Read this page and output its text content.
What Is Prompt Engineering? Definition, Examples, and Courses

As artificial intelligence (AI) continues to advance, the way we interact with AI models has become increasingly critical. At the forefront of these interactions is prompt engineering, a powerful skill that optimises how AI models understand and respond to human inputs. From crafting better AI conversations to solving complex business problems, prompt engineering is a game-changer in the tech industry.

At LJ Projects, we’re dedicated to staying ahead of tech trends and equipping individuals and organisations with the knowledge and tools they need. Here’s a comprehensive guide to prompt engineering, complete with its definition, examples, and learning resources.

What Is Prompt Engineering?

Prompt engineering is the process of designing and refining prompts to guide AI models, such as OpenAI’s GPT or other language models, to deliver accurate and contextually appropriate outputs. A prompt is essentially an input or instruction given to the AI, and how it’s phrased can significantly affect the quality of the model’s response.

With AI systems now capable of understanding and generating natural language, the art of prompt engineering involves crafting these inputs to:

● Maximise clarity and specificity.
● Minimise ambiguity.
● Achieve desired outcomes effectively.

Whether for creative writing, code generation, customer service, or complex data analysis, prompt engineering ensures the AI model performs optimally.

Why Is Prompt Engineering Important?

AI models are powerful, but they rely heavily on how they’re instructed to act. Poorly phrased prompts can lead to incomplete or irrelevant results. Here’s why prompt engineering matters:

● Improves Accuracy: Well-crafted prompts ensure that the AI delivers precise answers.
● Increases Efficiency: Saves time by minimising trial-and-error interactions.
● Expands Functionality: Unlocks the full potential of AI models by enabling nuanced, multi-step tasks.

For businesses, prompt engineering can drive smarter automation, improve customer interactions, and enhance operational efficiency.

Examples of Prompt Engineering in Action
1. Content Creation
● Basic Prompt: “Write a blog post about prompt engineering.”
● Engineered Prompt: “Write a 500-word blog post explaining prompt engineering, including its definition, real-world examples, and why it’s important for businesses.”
■ ■ ■ ■ ■
__To be done__
All records above must be set down exactly, please.

__Output for this task__
Read this page and output its text content.
What Is Prompt Engineering? Definition, Examples, and Courses

As artificial intelligence (AI) continues to advance, the way we interact with AI models has become increasingly critical. At the forefront of these interactions is prompt engineering, a powerful skill that optimises how AI models understand and respond to human inputs. From crafting better AI conversations to solving complex business problems, prompt engineering is a game-changer in the tech industry.

At LJ Projects, we’re dedicated to staying ahead of tech trends and equipping individuals and organisations with the knowledge and tools they need. Here’s a comprehensive guide to prompt engineering, complete with its definition, examples, and learning resources.

What Is Prompt Engineering?

Prompt engineering is the process of designing and refining prompts to guide AI models, such as OpenAI’s GPT or other language models, to deliver accurate and contextually appropriate outputs. A prompt is essentially an input or instruction given to the AI, and how it’s phrased can significantly affect the quality of the model’s response.

With AI systems now capable of understanding and generating natural language, the art of prompt engineering involves crafting these inputs to:

● Maximise clarity and specificity.
● Minimise ambiguity.
● Achieve desired outcomes effectively.

Whether for creative writing, code generation, customer service, or complex data analysis, prompt engineering ensures the AI model performs optimally.

Why Is Prompt Engineering Important?

AI models are powerful, but they rely heavily on how they’re instructed to act. Poorly phrased prompts can lead to incomplete or irrelevant results. Here’s why prompt engineering matters:

● Improves Accuracy: Well-crafted prompts ensure that the AI delivers precise answers.
● Increases Efficiency: Saves time by minimising trial-and-error interactions.
● Expands Functionality: Unlocks the full potential of AI models by enabling nuanced, multi-step tasks.

For businesses, prompt engineering can drive smarter automation, improve customer interactions, and enhance operational efficiency.

Examples of Prompt Engineering in Action
1. Content Creation
● Basic Prompt: “Write a blog post about prompt engineering.”
● Engineered Prompt: “Write a 500-word blog post explaining prompt engineering, including its definition, real-world examples, and why it’s important for businesses.”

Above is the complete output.